START MATERIAL

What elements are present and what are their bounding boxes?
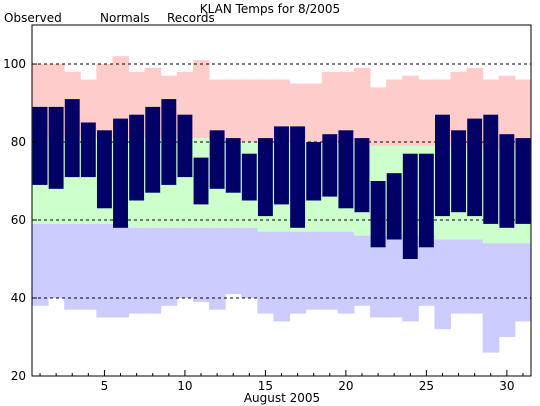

END MATERIAL
START MATERIAL

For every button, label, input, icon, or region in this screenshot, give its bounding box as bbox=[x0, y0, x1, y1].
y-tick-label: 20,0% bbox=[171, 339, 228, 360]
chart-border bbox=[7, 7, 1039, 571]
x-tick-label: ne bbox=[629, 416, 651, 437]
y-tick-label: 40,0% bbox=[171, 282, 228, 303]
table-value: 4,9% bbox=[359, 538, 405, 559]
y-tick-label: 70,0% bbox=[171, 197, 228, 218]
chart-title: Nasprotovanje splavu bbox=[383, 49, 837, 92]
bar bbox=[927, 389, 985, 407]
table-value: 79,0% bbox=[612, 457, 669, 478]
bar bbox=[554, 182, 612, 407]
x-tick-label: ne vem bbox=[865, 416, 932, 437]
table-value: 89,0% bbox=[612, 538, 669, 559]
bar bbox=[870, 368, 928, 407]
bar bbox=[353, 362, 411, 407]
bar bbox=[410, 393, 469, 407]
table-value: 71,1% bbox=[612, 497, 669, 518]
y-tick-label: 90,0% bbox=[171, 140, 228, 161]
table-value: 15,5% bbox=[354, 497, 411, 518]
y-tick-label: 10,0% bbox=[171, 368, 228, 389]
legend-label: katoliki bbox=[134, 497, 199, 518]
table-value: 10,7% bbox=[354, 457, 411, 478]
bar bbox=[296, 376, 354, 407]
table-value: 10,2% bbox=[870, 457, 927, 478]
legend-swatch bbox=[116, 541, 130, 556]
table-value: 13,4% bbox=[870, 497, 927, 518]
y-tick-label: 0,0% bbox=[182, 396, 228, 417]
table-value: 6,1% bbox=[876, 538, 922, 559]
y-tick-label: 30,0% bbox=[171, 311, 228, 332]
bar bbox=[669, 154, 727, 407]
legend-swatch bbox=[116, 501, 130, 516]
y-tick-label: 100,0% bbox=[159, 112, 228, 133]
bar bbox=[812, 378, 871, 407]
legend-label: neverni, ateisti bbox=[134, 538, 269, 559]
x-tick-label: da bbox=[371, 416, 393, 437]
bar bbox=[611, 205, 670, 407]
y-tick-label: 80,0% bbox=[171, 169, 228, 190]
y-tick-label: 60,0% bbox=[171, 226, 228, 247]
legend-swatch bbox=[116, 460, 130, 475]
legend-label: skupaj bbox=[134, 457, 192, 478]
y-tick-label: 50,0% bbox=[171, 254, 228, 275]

END MATERIAL

> WRITTEN PROBLEM
Please repeat the lines starting at the one containing "For every button, label, input, icon, or" and ending at the one containing "y-tick-label: 90,0% bbox=[171, 140, 228, 161]", character for character.

> CORRECT ANSWER
For every button, label, input, icon, or region in this screenshot, give its bounding box as bbox=[x0, y0, x1, y1].
y-tick-label: 20,0% bbox=[171, 339, 228, 360]
chart-border bbox=[7, 7, 1039, 571]
x-tick-label: ne bbox=[629, 416, 651, 437]
y-tick-label: 40,0% bbox=[171, 282, 228, 303]
table-value: 4,9% bbox=[359, 538, 405, 559]
y-tick-label: 70,0% bbox=[171, 197, 228, 218]
chart-title: Nasprotovanje splavu bbox=[383, 49, 837, 92]
bar bbox=[927, 389, 985, 407]
table-value: 79,0% bbox=[612, 457, 669, 478]
bar bbox=[554, 182, 612, 407]
x-tick-label: ne vem bbox=[865, 416, 932, 437]
table-value: 89,0% bbox=[612, 538, 669, 559]
bar bbox=[870, 368, 928, 407]
bar bbox=[353, 362, 411, 407]
bar bbox=[410, 393, 469, 407]
table-value: 71,1% bbox=[612, 497, 669, 518]
y-tick-label: 90,0% bbox=[171, 140, 228, 161]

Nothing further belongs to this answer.